Data records =
>> Begin

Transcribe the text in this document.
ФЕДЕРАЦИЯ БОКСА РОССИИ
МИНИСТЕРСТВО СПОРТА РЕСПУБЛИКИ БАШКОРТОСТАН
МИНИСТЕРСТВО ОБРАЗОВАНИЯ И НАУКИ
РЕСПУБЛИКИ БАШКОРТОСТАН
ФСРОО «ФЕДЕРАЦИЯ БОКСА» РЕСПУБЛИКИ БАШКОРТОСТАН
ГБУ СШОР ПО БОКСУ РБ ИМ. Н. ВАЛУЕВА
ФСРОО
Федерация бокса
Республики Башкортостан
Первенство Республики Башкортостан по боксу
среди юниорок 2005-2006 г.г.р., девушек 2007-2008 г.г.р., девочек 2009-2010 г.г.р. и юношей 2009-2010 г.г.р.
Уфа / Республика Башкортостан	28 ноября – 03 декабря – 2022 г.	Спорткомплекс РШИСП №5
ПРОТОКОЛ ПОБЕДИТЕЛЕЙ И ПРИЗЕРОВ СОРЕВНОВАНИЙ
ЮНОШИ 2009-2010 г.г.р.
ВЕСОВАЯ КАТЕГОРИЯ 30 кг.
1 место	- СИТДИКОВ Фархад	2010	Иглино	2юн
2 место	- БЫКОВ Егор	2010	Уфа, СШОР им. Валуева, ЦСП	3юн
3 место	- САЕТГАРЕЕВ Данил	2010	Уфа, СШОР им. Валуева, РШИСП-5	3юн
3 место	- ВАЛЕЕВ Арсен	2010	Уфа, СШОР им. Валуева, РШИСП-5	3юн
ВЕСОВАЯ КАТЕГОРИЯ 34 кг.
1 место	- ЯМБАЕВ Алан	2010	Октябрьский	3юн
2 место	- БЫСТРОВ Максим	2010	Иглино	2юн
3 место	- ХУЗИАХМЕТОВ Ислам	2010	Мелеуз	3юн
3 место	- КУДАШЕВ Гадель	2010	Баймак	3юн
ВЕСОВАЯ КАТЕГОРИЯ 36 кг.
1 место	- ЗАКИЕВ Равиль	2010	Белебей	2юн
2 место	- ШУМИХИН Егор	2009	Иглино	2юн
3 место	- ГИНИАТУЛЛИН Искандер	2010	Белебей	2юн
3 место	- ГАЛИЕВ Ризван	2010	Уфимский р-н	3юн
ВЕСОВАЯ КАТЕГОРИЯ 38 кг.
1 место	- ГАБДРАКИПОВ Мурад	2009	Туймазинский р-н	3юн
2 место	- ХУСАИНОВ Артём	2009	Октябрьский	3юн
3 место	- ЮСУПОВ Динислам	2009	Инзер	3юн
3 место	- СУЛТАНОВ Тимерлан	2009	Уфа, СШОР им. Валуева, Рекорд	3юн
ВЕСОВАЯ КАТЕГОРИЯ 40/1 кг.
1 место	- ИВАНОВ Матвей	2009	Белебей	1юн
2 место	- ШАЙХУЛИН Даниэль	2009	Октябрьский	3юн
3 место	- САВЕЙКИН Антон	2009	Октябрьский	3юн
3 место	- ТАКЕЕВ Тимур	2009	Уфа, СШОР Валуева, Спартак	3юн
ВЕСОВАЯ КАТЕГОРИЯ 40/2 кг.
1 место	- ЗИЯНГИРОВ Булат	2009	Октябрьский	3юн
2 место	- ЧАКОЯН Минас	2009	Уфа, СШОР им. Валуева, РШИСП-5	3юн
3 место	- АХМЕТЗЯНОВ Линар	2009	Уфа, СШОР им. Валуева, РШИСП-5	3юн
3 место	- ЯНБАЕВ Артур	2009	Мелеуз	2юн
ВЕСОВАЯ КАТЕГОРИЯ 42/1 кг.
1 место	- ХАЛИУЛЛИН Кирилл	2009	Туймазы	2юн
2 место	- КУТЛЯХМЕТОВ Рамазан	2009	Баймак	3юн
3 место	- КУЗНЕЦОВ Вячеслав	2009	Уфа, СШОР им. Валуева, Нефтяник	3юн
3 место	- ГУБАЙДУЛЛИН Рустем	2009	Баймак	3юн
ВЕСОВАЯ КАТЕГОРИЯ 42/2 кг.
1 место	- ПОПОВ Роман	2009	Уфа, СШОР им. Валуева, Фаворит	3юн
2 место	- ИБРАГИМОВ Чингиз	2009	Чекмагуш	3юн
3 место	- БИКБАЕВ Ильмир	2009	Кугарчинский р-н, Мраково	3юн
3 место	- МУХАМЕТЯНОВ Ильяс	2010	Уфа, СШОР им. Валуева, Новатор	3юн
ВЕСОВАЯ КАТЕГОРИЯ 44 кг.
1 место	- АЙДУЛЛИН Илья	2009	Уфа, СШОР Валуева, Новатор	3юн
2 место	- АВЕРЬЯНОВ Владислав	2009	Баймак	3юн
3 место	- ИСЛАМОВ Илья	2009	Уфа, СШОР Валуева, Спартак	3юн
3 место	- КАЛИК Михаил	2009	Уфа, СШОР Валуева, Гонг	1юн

>> End

Task objective =
Exactly as shown, repeat every record.

Response to this exercise =
Transcribe the text in this document.
ФЕДЕРАЦИЯ БОКСА РОССИИ
МИНИСТЕРСТВО СПОРТА РЕСПУБЛИКИ БАШКОРТОСТАН
МИНИСТЕРСТВО ОБРАЗОВАНИЯ И НАУКИ
РЕСПУБЛИКИ БАШКОРТОСТАН
ФСРОО «ФЕДЕРАЦИЯ БОКСА» РЕСПУБЛИКИ БАШКОРТОСТАН
ГБУ СШОР ПО БОКСУ РБ ИМ. Н. ВАЛУЕВА
ФСРОО
Федерация бокса
Республики Башкортостан
Первенство Республики Башкортостан по боксу
среди юниорок 2005-2006 г.г.р., девушек 2007-2008 г.г.р., девочек 2009-2010 г.г.р. и юношей 2009-2010 г.г.р.
Уфа / Республика Башкортостан	28 ноября – 03 декабря – 2022 г.	Спорткомплекс РШИСП №5
ПРОТОКОЛ ПОБЕДИТЕЛЕЙ И ПРИЗЕРОВ СОРЕВНОВАНИЙ
ЮНОШИ 2009-2010 г.г.р.
ВЕСОВАЯ КАТЕГОРИЯ 30 кг.
1 место	- СИТДИКОВ Фархад	2010	Иглино	2юн
2 место	- БЫКОВ Егор	2010	Уфа, СШОР им. Валуева, ЦСП	3юн
3 место	- САЕТГАРЕЕВ Данил	2010	Уфа, СШОР им. Валуева, РШИСП-5	3юн
3 место	- ВАЛЕЕВ Арсен	2010	Уфа, СШОР им. Валуева, РШИСП-5	3юн
ВЕСОВАЯ КАТЕГОРИЯ 34 кг.
1 место	- ЯМБАЕВ Алан	2010	Октябрьский	3юн
2 место	- БЫСТРОВ Максим	2010	Иглино	2юн
3 место	- ХУЗИАХМЕТОВ Ислам	2010	Мелеуз	3юн
3 место	- КУДАШЕВ Гадель	2010	Баймак	3юн
ВЕСОВАЯ КАТЕГОРИЯ 36 кг.
1 место	- ЗАКИЕВ Равиль	2010	Белебей	2юн
2 место	- ШУМИХИН Егор	2009	Иглино	2юн
3 место	- ГИНИАТУЛЛИН Искандер	2010	Белебей	2юн
3 место	- ГАЛИЕВ Ризван	2010	Уфимский р-н	3юн
ВЕСОВАЯ КАТЕГОРИЯ 38 кг.
1 место	- ГАБДРАКИПОВ Мурад	2009	Туймазинский р-н	3юн
2 место	- ХУСАИНОВ Артём	2009	Октябрьский	3юн
3 место	- ЮСУПОВ Динислам	2009	Инзер	3юн
3 место	- СУЛТАНОВ Тимерлан	2009	Уфа, СШОР им. Валуева, Рекорд	3юн
ВЕСОВАЯ КАТЕГОРИЯ 40/1 кг.
1 место	- ИВАНОВ Матвей	2009	Белебей	1юн
2 место	- ШАЙХУЛИН Даниэль	2009	Октябрьский	3юн
3 место	- САВЕЙКИН Антон	2009	Октябрьский	3юн
3 место	- ТАКЕЕВ Тимур	2009	Уфа, СШОР Валуева, Спартак	3юн
ВЕСОВАЯ КАТЕГОРИЯ 40/2 кг.
1 место	- ЗИЯНГИРОВ Булат	2009	Октябрьский	3юн
2 место	- ЧАКОЯН Минас	2009	Уфа, СШОР им. Валуева, РШИСП-5	3юн
3 место	- АХМЕТЗЯНОВ Линар	2009	Уфа, СШОР им. Валуева, РШИСП-5	3юн
3 место	- ЯНБАЕВ Артур	2009	Мелеуз	2юн
ВЕСОВАЯ КАТЕГОРИЯ 42/1 кг.
1 место	- ХАЛИУЛЛИН Кирилл	2009	Туймазы	2юн
2 место	- КУТЛЯХМЕТОВ Рамазан	2009	Баймак	3юн
3 место	- КУЗНЕЦОВ Вячеслав	2009	Уфа, СШОР им. Валуева, Нефтяник	3юн
3 место	- ГУБАЙДУЛЛИН Рустем	2009	Баймак	3юн
ВЕСОВАЯ КАТЕГОРИЯ 42/2 кг.
1 место	- ПОПОВ Роман	2009	Уфа, СШОР им. Валуева, Фаворит	3юн
2 место	- ИБРАГИМОВ Чингиз	2009	Чекмагуш	3юн
3 место	- БИКБАЕВ Ильмир	2009	Кугарчинский р-н, Мраково	3юн
3 место	- МУХАМЕТЯНОВ Ильяс	2010	Уфа, СШОР им. Валуева, Новатор	3юн
ВЕСОВАЯ КАТЕГОРИЯ 44 кг.
1 место	- АЙДУЛЛИН Илья	2009	Уфа, СШОР Валуева, Новатор	3юн
2 место	- АВЕРЬЯНОВ Владислав	2009	Баймак	3юн
3 место	- ИСЛАМОВ Илья	2009	Уфа, СШОР Валуева, Спартак	3юн
3 место	- КАЛИК Михаил	2009	Уфа, СШОР Валуева, Гонг	1юн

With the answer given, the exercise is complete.